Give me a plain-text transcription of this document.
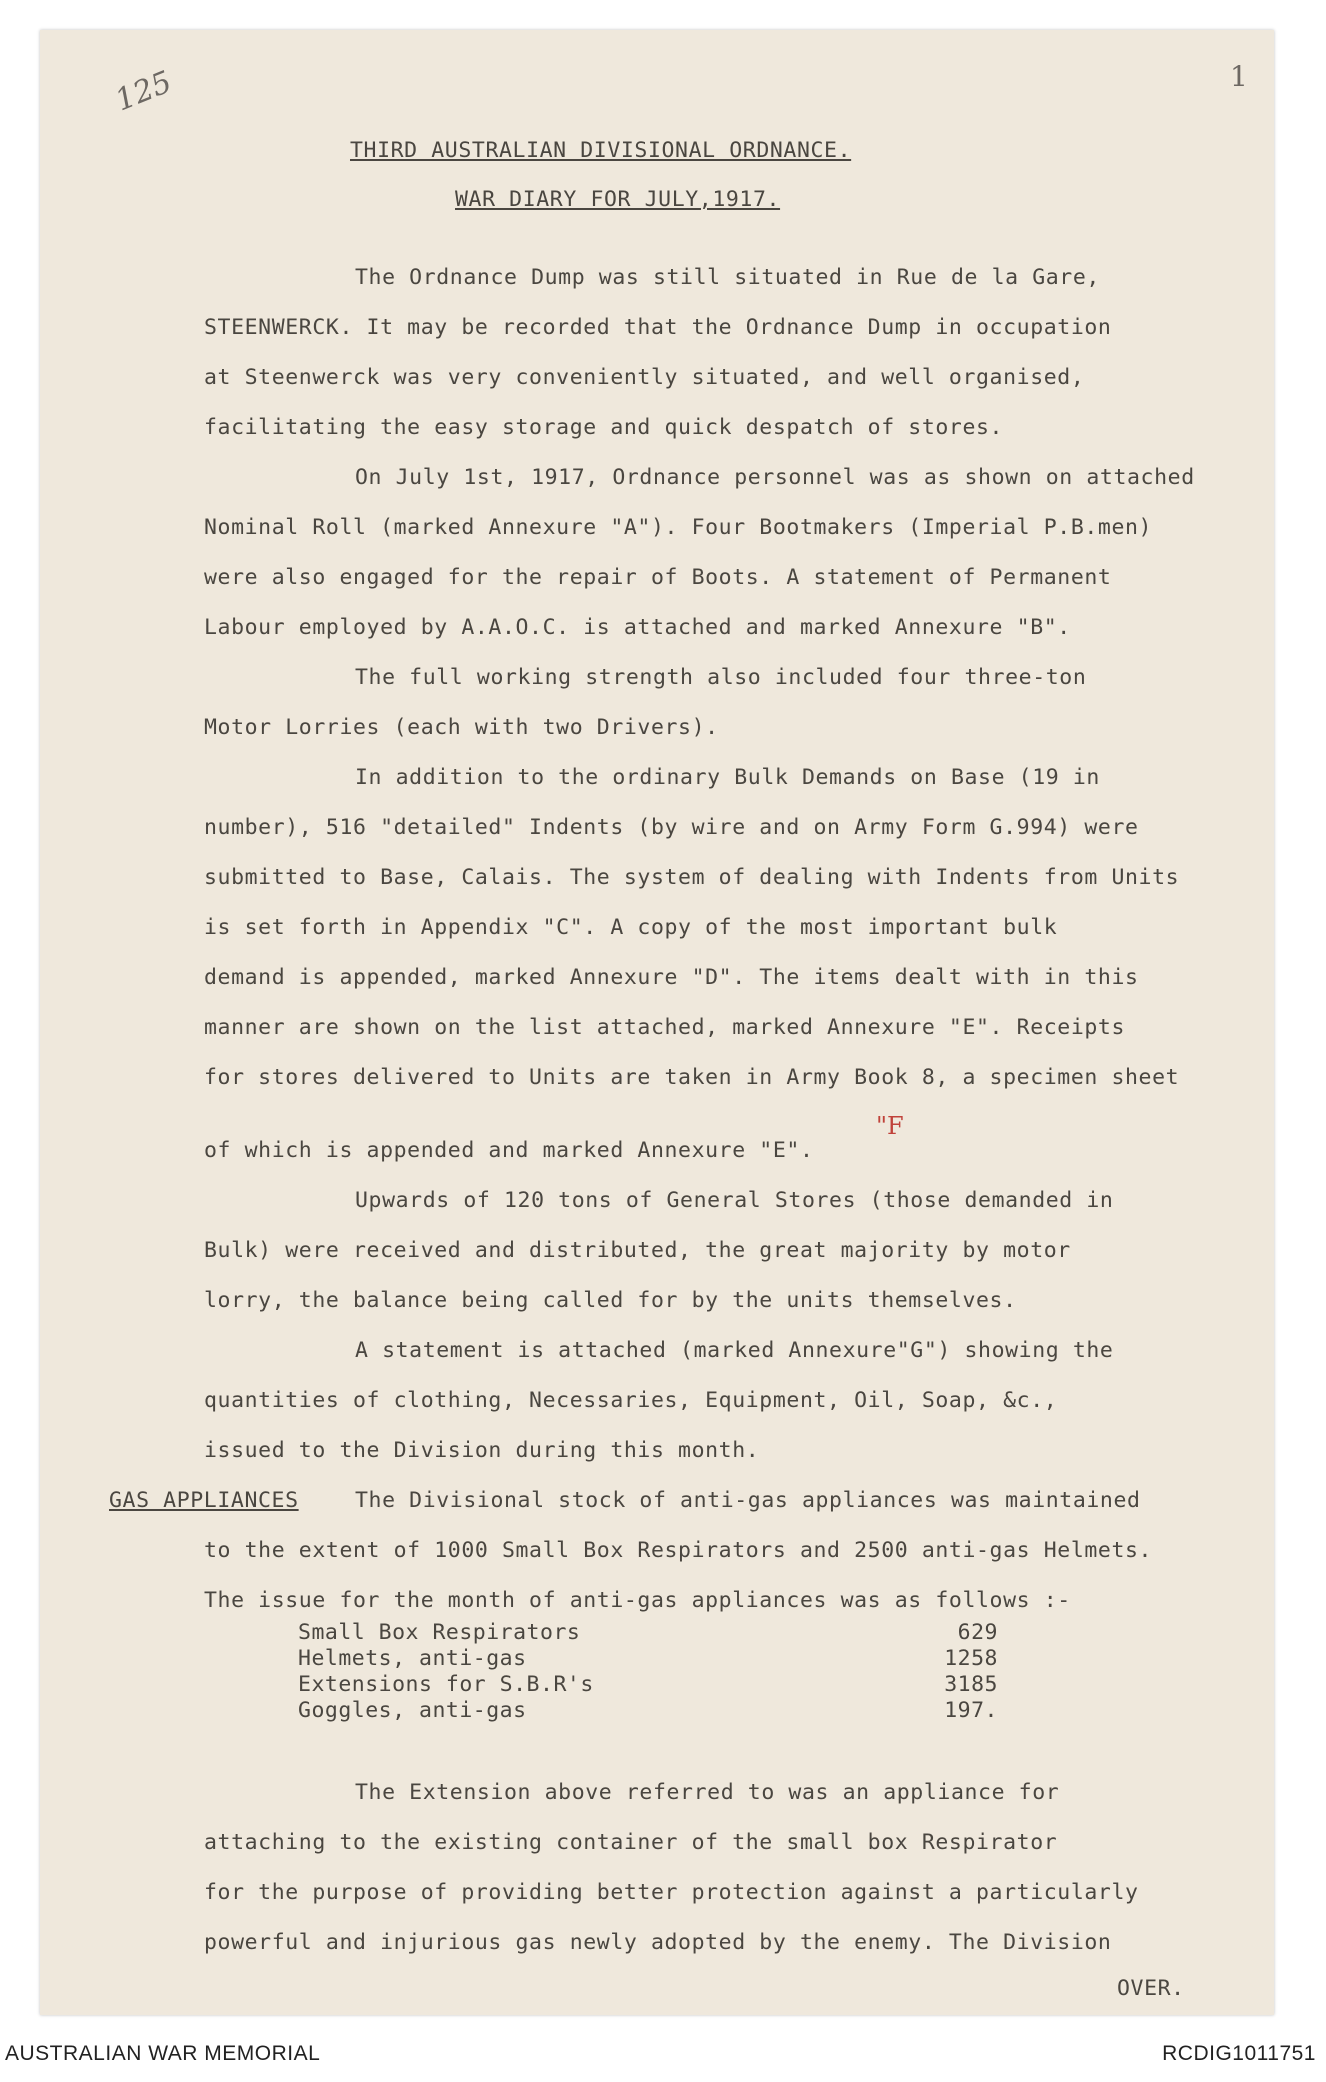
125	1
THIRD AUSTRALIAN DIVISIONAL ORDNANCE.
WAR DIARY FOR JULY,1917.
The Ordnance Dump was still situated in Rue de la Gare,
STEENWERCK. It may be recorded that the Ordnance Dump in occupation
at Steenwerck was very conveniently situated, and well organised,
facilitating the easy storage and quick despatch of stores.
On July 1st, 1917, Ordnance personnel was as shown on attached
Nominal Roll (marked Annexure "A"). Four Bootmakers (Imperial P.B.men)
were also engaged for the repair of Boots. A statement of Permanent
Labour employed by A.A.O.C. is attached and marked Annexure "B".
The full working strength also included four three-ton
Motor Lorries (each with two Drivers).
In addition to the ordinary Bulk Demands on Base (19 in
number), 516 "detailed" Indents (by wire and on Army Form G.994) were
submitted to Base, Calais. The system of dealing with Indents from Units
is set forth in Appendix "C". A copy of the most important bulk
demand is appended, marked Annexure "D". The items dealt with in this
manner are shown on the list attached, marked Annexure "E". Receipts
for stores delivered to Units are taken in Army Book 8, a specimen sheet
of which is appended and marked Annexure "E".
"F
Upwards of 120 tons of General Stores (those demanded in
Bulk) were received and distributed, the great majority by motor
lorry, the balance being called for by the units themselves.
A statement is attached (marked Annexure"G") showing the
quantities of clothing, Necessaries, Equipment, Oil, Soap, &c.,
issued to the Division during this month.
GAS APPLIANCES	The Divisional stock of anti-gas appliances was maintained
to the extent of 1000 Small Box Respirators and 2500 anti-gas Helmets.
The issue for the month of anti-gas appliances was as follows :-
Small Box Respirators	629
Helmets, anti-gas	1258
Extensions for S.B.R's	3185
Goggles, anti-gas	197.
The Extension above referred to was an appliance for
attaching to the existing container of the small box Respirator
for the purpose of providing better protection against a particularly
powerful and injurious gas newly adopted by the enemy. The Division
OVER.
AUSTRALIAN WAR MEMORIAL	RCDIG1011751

Prompt >> Make an exact copy of the records shown above, without the pictures.

Answer to the task >>
Give me a plain-text transcription of this document.
125	1
THIRD AUSTRALIAN DIVISIONAL ORDNANCE.
WAR DIARY FOR JULY,1917.
The Ordnance Dump was still situated in Rue de la Gare,
STEENWERCK. It may be recorded that the Ordnance Dump in occupation
at Steenwerck was very conveniently situated, and well organised,
facilitating the easy storage and quick despatch of stores.
On July 1st, 1917, Ordnance personnel was as shown on attached
Nominal Roll (marked Annexure "A"). Four Bootmakers (Imperial P.B.men)
were also engaged for the repair of Boots. A statement of Permanent
Labour employed by A.A.O.C. is attached and marked Annexure "B".
The full working strength also included four three-ton
Motor Lorries (each with two Drivers).
In addition to the ordinary Bulk Demands on Base (19 in
number), 516 "detailed" Indents (by wire and on Army Form G.994) were
submitted to Base, Calais. The system of dealing with Indents from Units
is set forth in Appendix "C". A copy of the most important bulk
demand is appended, marked Annexure "D". The items dealt with in this
manner are shown on the list attached, marked Annexure "E". Receipts
for stores delivered to Units are taken in Army Book 8, a specimen sheet
of which is appended and marked Annexure "E".
"F
Upwards of 120 tons of General Stores (those demanded in
Bulk) were received and distributed, the great majority by motor
lorry, the balance being called for by the units themselves.
A statement is attached (marked Annexure"G") showing the
quantities of clothing, Necessaries, Equipment, Oil, Soap, &c.,
issued to the Division during this month.
GAS APPLIANCES	The Divisional stock of anti-gas appliances was maintained
to the extent of 1000 Small Box Respirators and 2500 anti-gas Helmets.
The issue for the month of anti-gas appliances was as follows :-
Small Box Respirators	629
Helmets, anti-gas	1258
Extensions for S.B.R's	3185
Goggles, anti-gas	197.
The Extension above referred to was an appliance for
attaching to the existing container of the small box Respirator
for the purpose of providing better protection against a particularly
powerful and injurious gas newly adopted by the enemy. The Division
OVER.
AUSTRALIAN WAR MEMORIAL	RCDIG1011751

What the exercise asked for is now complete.